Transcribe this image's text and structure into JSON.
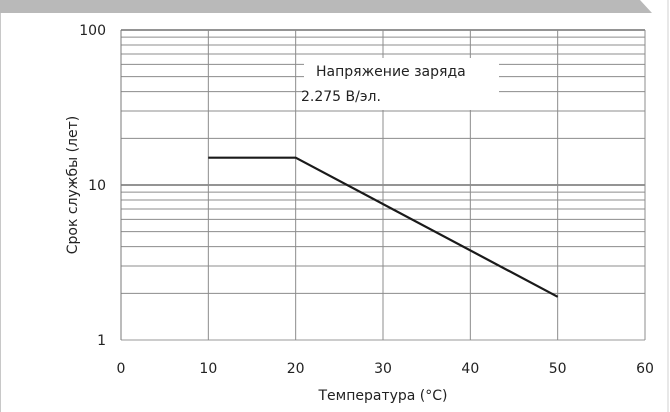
{
  "chart_data": {
    "type": "line",
    "title": "",
    "xlabel": "Температура (°C)",
    "ylabel": "Срок службы (лет)",
    "xlim": [
      0,
      60
    ],
    "ylim": [
      1,
      100
    ],
    "y_scale": "log",
    "grid": true,
    "x_ticks": [
      "0",
      "10",
      "20",
      "30",
      "40",
      "50",
      "60"
    ],
    "y_ticks": [
      "1",
      "10",
      "100"
    ],
    "series": [
      {
        "x": [
          10,
          20,
          50
        ],
        "y": [
          15,
          15,
          1.9
        ],
        "color": "#1a1a1a"
      }
    ],
    "annotation": {
      "line1": "Напряжение заряда",
      "line2": "2.275 В/эл."
    }
  }
}
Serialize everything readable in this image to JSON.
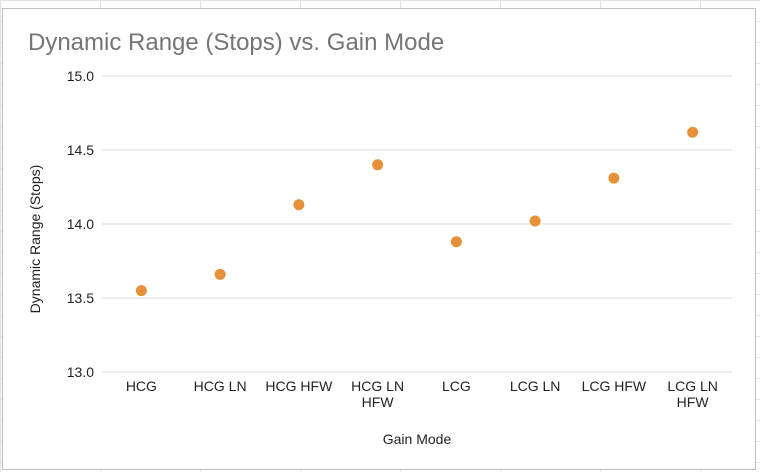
{
  "chart_data": {
    "type": "scatter",
    "title": "Dynamic Range (Stops) vs. Gain Mode",
    "xlabel": "Gain Mode",
    "ylabel": "Dynamic Range (Stops)",
    "categories": [
      "HCG",
      "HCG LN",
      "HCG HFW",
      "HCG LN HFW",
      "LCG",
      "LCG LN",
      "LCG HFW",
      "LCG LN HFW"
    ],
    "values": [
      13.55,
      13.66,
      14.13,
      14.4,
      13.88,
      14.02,
      14.31,
      14.62
    ],
    "ylim": [
      13.0,
      15.0
    ],
    "yticks": [
      "13.0",
      "13.5",
      "14.0",
      "14.5",
      "15.0"
    ],
    "grid": true,
    "legend": "none",
    "marker_color": "#E69138",
    "gridline_color": "#d9d9d9"
  }
}
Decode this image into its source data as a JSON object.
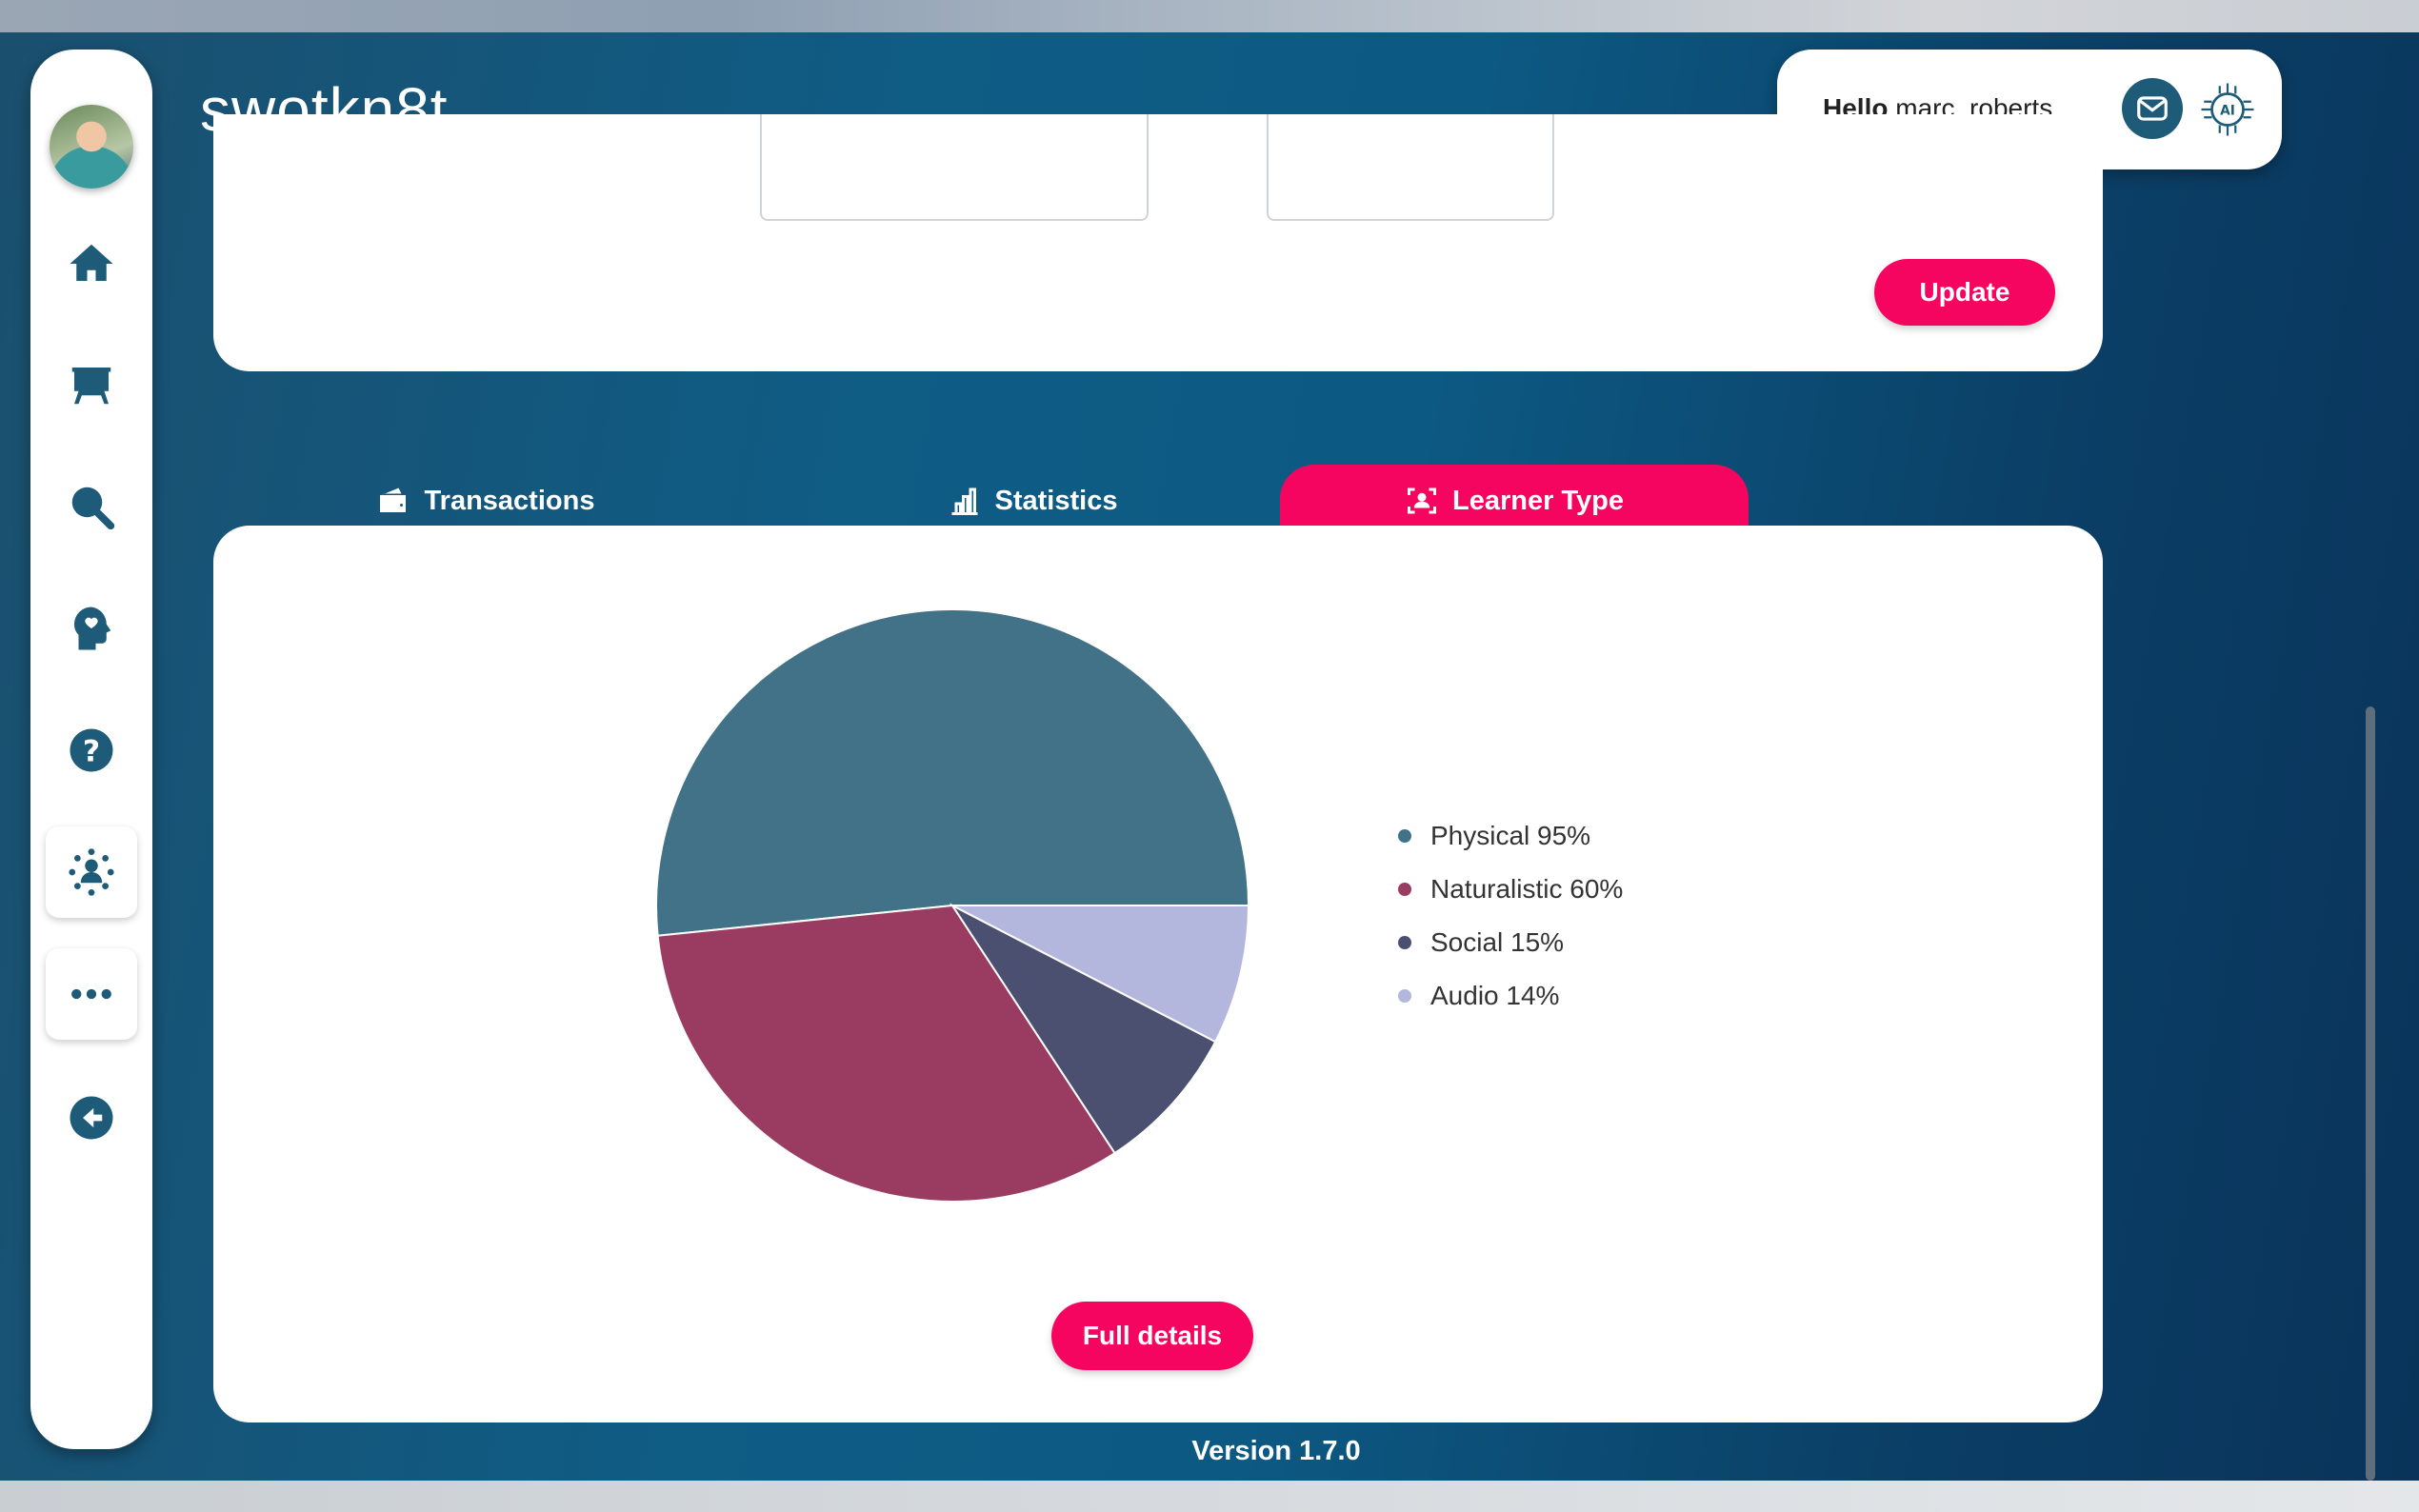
{
  "app": {
    "logo": "swotkn8t",
    "version": "Version 1.7.0"
  },
  "user": {
    "hello_label": "Hello",
    "username": "marc_roberts"
  },
  "sidebar": {
    "items": [
      {
        "icon": "avatar"
      },
      {
        "icon": "home-icon"
      },
      {
        "icon": "presentation-board-icon"
      },
      {
        "icon": "search-icon"
      },
      {
        "icon": "head-heart-icon"
      },
      {
        "icon": "help-icon"
      },
      {
        "icon": "network-users-icon"
      },
      {
        "icon": "more-icon"
      },
      {
        "icon": "logout-icon"
      }
    ]
  },
  "topcard": {
    "update_label": "Update"
  },
  "tabs": [
    {
      "label": "Transactions",
      "icon": "wallet-icon",
      "active": false
    },
    {
      "label": "Statistics",
      "icon": "bar-chart-icon",
      "active": false
    },
    {
      "label": "Learner Type",
      "icon": "person-scan-icon",
      "active": true
    }
  ],
  "main": {
    "full_details_label": "Full details"
  },
  "colors": {
    "accent": "#f5055f",
    "primary": "#1d5b79"
  },
  "chart_data": {
    "type": "pie",
    "title": "",
    "series": [
      {
        "name": "Physical 95%",
        "label": "Physical",
        "percent": 95,
        "value": 95,
        "color": "#417287"
      },
      {
        "name": "Naturalistic 60%",
        "label": "Naturalistic",
        "percent": 60,
        "value": 60,
        "color": "#9a3b61"
      },
      {
        "name": "Social 15%",
        "label": "Social",
        "percent": 15,
        "value": 15,
        "color": "#4b5070"
      },
      {
        "name": "Audio 14%",
        "label": "Audio",
        "percent": 14,
        "value": 14,
        "color": "#b4b7dd"
      }
    ],
    "legend": "right"
  }
}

-- EXERCISE --
In the entries above, find every line holding the word "ylabel" and copy it out.

-- TASK RESULT --
    "ylabel": "Срок службы (лет)",
    "ylabel": "Dynamic Range (Stops)",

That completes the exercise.